►

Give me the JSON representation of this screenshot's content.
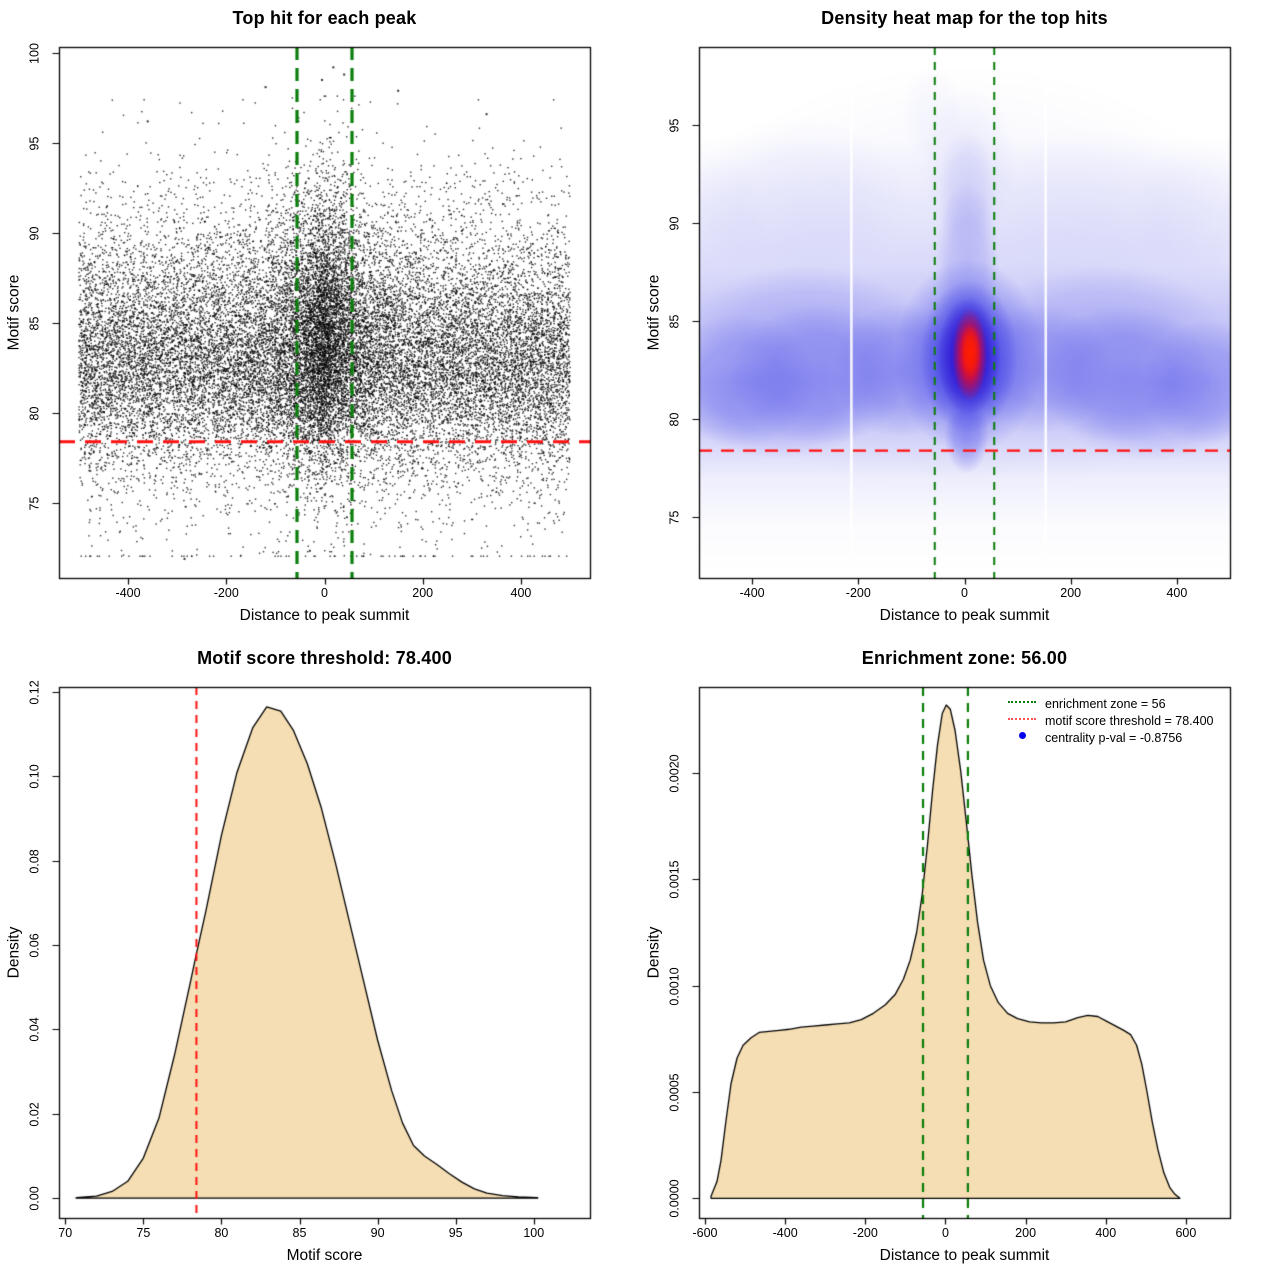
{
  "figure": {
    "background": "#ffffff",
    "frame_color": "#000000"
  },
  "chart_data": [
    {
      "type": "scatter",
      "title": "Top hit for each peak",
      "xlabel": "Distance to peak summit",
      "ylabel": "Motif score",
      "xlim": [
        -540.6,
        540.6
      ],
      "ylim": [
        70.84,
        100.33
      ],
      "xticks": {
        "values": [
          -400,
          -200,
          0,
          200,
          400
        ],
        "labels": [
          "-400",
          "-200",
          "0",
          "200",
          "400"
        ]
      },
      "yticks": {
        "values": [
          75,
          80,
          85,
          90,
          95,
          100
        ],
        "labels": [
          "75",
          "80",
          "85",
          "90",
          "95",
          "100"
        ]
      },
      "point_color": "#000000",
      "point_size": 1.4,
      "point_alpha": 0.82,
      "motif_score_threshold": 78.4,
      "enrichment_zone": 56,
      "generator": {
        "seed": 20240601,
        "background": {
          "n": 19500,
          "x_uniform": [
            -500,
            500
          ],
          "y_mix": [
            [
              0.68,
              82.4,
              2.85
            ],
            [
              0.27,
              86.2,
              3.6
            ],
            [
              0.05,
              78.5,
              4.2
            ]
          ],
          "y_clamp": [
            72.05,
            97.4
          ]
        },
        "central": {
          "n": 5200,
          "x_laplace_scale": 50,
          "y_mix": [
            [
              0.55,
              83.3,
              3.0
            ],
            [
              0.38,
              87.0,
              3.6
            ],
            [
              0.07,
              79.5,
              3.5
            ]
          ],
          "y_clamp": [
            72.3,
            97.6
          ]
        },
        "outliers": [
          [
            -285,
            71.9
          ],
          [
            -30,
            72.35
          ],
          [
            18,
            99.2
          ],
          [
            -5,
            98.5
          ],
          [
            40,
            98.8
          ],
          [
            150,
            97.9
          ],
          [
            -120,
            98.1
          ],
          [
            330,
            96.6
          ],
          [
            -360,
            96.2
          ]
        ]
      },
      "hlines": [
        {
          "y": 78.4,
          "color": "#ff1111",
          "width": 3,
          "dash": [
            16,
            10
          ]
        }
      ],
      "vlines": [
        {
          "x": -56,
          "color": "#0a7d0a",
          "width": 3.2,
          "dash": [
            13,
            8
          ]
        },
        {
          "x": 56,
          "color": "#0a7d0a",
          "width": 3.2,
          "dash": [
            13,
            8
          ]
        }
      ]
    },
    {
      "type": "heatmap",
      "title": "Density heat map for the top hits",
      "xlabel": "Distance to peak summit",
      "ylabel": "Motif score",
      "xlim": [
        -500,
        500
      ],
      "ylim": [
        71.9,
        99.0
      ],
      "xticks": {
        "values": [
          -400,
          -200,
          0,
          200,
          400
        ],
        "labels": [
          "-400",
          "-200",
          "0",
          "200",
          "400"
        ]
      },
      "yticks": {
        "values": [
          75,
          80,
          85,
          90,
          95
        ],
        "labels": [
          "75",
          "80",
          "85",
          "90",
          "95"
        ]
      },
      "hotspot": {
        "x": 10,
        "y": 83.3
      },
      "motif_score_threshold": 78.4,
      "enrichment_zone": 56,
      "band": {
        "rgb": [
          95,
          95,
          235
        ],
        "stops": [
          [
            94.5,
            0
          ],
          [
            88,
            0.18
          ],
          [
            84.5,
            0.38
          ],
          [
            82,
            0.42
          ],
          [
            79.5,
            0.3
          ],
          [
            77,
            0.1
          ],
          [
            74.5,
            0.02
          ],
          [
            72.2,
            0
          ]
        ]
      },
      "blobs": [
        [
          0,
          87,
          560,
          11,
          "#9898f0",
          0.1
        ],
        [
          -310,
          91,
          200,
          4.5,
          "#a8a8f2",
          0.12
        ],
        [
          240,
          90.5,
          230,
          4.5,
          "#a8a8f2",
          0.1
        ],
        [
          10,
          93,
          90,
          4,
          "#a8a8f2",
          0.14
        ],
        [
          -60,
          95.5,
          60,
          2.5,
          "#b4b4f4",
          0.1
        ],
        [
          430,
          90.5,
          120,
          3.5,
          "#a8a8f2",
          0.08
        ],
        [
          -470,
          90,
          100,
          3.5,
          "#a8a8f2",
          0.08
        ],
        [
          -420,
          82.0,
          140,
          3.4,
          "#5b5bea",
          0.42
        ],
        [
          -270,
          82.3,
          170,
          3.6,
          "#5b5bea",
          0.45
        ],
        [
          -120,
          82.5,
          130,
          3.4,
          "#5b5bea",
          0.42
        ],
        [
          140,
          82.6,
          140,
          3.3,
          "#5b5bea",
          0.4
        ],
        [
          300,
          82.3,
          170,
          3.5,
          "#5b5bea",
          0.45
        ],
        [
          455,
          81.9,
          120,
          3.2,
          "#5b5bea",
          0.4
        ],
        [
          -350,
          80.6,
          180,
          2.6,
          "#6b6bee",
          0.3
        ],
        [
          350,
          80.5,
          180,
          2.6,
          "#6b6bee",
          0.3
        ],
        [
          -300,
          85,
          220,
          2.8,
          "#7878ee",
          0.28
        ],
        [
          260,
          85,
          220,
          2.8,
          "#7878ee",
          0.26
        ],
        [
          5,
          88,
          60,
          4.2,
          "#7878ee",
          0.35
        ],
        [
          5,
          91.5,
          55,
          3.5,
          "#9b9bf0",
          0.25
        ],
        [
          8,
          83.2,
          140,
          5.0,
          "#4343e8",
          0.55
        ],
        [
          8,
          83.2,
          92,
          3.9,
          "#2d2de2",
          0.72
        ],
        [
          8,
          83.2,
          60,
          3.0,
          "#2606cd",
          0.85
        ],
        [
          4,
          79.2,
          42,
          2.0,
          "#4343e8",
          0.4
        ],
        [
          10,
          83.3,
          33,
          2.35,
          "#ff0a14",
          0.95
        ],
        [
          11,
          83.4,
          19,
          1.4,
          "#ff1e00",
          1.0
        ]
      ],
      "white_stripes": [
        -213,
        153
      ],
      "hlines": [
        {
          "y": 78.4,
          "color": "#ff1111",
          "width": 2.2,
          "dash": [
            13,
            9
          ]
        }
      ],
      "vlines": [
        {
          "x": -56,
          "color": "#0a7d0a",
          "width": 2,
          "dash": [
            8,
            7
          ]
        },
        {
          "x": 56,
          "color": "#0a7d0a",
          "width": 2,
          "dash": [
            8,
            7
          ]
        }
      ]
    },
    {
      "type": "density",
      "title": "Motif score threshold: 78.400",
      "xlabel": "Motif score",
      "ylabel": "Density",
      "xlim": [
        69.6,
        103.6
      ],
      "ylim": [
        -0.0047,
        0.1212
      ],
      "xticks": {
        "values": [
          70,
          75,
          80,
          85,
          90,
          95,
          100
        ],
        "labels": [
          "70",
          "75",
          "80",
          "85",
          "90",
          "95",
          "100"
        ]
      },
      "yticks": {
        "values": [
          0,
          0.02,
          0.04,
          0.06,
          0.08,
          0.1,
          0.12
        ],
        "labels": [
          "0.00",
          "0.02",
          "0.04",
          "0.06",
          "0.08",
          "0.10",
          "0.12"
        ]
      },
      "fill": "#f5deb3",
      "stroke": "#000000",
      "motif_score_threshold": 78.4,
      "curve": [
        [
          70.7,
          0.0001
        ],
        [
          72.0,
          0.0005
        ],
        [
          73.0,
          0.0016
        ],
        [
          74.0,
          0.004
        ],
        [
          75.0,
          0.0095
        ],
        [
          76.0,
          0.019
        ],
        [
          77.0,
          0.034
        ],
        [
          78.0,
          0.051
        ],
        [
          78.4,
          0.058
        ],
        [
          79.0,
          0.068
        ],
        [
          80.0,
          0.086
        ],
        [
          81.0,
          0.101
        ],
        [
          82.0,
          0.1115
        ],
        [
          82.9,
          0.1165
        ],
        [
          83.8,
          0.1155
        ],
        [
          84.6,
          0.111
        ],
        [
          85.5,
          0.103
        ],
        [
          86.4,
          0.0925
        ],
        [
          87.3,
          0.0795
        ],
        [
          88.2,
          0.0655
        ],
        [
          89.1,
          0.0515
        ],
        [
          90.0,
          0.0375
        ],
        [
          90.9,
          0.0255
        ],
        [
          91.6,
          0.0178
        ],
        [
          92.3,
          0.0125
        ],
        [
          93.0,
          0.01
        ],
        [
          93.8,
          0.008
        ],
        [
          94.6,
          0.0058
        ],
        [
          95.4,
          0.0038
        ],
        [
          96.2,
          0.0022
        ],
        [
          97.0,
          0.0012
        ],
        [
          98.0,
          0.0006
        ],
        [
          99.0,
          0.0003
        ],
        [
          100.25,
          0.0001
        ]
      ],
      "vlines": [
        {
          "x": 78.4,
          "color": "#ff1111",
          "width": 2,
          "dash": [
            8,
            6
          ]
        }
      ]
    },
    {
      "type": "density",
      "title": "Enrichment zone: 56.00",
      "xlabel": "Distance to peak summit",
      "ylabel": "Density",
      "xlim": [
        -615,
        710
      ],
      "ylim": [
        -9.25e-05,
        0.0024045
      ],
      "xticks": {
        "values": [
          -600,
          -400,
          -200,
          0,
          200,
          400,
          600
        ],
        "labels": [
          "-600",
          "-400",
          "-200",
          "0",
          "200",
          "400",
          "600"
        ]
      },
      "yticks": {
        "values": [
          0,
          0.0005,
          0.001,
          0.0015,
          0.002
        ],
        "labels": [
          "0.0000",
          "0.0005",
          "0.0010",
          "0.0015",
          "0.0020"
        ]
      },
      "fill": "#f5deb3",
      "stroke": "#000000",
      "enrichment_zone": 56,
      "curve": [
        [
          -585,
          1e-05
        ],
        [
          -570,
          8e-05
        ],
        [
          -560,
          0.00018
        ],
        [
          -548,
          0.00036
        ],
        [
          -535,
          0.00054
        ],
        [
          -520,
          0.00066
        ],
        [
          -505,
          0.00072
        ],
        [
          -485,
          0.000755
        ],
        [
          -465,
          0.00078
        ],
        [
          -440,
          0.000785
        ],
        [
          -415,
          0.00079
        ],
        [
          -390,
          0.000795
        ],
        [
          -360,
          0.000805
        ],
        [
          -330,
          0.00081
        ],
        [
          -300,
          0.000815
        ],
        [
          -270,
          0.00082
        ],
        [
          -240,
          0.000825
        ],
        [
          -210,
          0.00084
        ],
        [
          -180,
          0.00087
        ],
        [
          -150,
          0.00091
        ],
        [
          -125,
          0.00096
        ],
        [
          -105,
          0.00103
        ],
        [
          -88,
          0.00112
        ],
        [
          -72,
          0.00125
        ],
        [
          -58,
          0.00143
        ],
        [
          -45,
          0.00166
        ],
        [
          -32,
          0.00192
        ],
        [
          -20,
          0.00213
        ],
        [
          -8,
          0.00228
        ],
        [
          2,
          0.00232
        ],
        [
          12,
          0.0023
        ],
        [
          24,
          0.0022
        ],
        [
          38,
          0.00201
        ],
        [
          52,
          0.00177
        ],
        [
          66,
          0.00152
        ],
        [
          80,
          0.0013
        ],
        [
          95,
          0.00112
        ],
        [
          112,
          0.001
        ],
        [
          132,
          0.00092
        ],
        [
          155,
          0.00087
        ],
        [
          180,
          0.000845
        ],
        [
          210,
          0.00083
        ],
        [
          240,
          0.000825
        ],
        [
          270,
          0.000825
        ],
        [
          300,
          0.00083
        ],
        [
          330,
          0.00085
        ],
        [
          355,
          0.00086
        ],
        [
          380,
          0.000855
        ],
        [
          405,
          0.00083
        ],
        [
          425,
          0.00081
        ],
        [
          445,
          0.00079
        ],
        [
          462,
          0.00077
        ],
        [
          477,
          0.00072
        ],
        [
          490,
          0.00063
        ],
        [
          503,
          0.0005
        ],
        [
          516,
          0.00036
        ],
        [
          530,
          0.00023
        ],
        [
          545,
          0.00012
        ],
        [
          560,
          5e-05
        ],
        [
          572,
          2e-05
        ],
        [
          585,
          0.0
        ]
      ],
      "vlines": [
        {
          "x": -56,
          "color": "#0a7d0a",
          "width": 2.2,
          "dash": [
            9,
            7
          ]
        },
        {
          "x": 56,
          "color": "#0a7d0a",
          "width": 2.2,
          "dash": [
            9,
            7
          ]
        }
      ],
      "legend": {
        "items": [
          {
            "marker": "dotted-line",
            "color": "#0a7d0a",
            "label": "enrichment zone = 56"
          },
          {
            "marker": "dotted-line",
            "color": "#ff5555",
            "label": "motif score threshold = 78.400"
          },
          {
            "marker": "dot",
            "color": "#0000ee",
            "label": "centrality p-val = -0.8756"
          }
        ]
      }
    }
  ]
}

◄

Problem: Say how many lines in the listing above include "title". Give nothing but the number.

Solution below: 4